* [RECORD LIST]:
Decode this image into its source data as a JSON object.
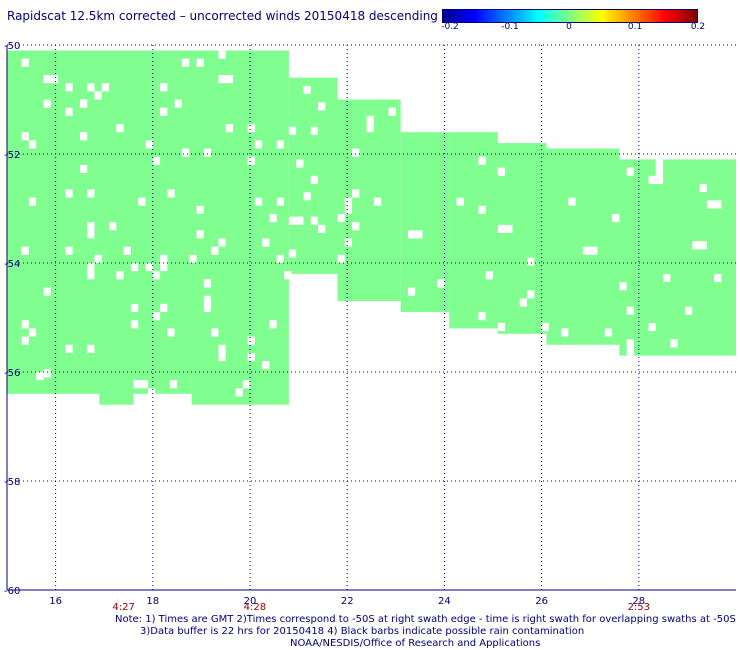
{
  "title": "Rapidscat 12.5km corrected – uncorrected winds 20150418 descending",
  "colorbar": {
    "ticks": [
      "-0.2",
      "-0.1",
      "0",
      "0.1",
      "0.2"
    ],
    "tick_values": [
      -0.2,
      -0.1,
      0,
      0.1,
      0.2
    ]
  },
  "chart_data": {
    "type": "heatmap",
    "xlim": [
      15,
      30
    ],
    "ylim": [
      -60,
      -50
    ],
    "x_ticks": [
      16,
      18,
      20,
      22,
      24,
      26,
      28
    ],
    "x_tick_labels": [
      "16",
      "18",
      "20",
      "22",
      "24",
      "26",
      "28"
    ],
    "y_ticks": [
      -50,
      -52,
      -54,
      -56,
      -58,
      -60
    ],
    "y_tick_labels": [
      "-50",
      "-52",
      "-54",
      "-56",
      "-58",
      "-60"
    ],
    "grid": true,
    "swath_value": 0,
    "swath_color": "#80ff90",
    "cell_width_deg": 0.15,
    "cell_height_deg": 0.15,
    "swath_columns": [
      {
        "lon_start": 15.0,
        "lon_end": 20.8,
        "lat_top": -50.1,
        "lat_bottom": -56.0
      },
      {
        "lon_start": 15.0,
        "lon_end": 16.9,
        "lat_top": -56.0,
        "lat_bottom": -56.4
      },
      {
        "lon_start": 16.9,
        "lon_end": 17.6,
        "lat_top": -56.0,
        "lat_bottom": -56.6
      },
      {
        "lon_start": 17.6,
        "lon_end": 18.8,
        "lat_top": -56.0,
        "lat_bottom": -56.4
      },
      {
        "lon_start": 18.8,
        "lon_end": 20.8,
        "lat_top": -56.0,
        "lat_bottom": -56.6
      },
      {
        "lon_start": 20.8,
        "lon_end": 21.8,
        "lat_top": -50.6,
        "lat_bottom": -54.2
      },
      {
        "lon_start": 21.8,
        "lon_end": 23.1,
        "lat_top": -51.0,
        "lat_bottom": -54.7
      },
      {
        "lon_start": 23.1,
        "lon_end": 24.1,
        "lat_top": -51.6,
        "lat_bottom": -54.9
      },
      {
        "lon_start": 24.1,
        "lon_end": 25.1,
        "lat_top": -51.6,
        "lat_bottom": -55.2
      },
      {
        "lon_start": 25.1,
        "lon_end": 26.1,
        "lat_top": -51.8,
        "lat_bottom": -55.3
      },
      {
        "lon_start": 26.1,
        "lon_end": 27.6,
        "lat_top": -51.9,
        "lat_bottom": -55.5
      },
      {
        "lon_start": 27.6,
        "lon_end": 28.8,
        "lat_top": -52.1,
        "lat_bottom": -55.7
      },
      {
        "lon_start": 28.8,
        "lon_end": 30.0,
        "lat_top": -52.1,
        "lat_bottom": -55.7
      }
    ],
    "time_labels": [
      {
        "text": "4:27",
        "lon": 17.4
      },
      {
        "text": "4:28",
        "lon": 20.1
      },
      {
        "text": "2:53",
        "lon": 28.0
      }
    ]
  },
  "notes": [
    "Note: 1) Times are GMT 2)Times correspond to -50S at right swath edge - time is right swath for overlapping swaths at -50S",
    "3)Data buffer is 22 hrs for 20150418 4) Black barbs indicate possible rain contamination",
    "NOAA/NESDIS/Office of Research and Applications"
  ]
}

---

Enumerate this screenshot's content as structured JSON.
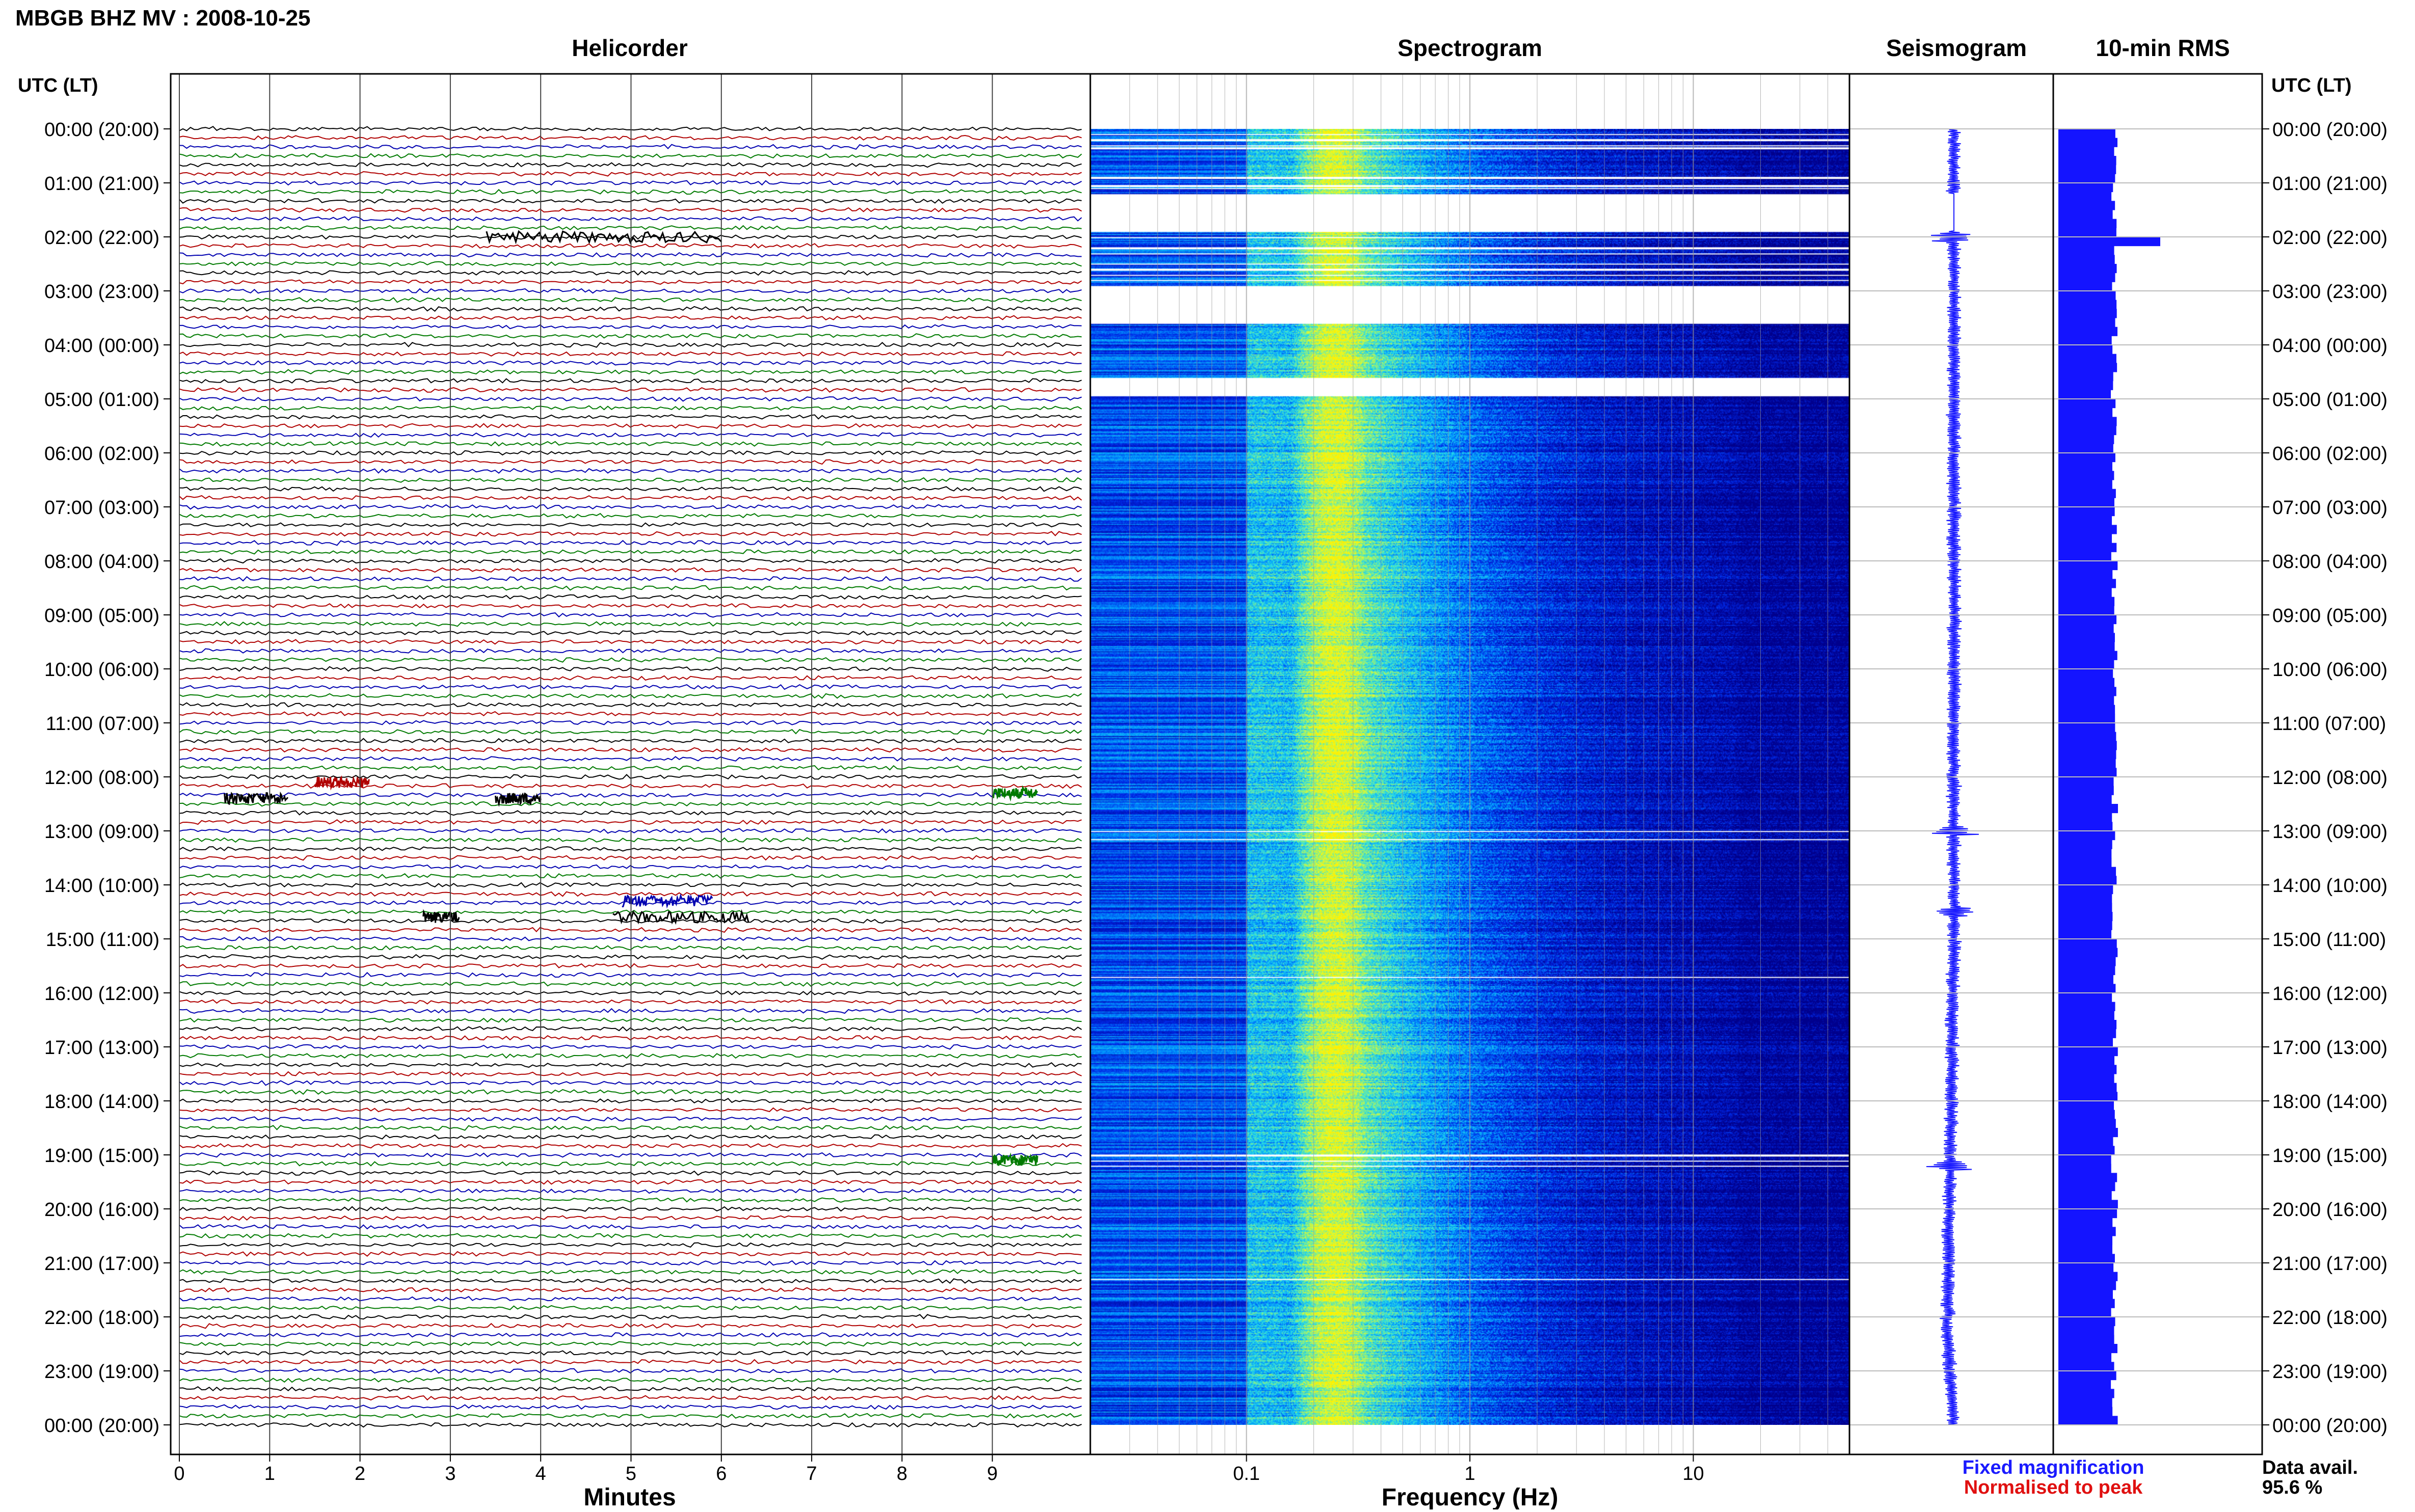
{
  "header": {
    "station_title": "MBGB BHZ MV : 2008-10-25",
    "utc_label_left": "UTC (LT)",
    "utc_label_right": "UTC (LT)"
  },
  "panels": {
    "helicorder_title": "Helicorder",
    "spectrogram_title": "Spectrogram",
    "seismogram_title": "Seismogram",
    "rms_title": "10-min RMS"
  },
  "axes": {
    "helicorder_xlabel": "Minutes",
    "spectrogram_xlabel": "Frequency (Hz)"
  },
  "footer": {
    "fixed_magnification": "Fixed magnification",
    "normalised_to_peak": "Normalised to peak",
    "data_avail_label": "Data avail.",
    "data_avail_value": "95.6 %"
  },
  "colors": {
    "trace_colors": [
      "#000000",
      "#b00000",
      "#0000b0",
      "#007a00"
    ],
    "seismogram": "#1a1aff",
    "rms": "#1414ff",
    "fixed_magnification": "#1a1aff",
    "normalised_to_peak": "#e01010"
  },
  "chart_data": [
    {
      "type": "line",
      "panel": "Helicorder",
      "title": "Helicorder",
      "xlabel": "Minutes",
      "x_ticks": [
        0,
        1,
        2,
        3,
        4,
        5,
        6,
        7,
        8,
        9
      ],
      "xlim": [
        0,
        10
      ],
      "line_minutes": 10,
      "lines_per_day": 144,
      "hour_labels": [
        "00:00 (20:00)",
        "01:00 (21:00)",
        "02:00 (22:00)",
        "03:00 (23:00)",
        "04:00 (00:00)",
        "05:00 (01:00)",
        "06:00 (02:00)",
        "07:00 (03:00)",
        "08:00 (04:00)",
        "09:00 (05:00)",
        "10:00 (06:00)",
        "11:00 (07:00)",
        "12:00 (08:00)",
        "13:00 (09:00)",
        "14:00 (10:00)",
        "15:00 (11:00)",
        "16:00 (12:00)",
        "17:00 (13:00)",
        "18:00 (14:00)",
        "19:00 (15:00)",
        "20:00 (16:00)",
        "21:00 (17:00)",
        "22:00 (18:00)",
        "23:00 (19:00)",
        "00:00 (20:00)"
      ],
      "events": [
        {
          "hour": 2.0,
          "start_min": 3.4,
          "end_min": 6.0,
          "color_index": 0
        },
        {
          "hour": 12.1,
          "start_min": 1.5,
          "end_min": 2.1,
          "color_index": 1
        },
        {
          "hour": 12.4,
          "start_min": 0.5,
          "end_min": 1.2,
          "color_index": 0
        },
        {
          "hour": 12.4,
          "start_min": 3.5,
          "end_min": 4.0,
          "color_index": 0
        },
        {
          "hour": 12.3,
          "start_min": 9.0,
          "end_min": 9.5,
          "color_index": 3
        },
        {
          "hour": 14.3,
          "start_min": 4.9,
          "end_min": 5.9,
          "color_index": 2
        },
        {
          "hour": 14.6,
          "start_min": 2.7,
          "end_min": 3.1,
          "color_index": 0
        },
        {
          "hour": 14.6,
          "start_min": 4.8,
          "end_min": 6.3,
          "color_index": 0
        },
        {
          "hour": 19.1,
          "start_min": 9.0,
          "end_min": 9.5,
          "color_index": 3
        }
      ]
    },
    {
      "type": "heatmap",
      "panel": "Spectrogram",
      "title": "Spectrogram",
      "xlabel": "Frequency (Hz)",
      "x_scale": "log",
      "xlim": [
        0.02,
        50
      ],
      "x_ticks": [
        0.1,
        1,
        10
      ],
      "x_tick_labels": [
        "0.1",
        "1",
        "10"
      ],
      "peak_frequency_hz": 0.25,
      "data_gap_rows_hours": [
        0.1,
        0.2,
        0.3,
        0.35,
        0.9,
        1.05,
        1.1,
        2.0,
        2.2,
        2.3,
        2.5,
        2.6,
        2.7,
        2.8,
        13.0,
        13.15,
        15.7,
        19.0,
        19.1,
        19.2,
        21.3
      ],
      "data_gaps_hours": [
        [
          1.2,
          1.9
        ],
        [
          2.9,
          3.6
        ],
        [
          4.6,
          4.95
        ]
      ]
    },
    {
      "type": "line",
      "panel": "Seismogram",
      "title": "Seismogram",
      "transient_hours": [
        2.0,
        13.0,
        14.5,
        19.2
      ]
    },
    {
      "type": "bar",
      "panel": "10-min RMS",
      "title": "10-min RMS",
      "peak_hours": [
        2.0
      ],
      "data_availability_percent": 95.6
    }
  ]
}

* [SHORT TASK]: Reply with only the number of lines in the entries that contain the word "this".

* [COMPLETED EXERCISE]: 2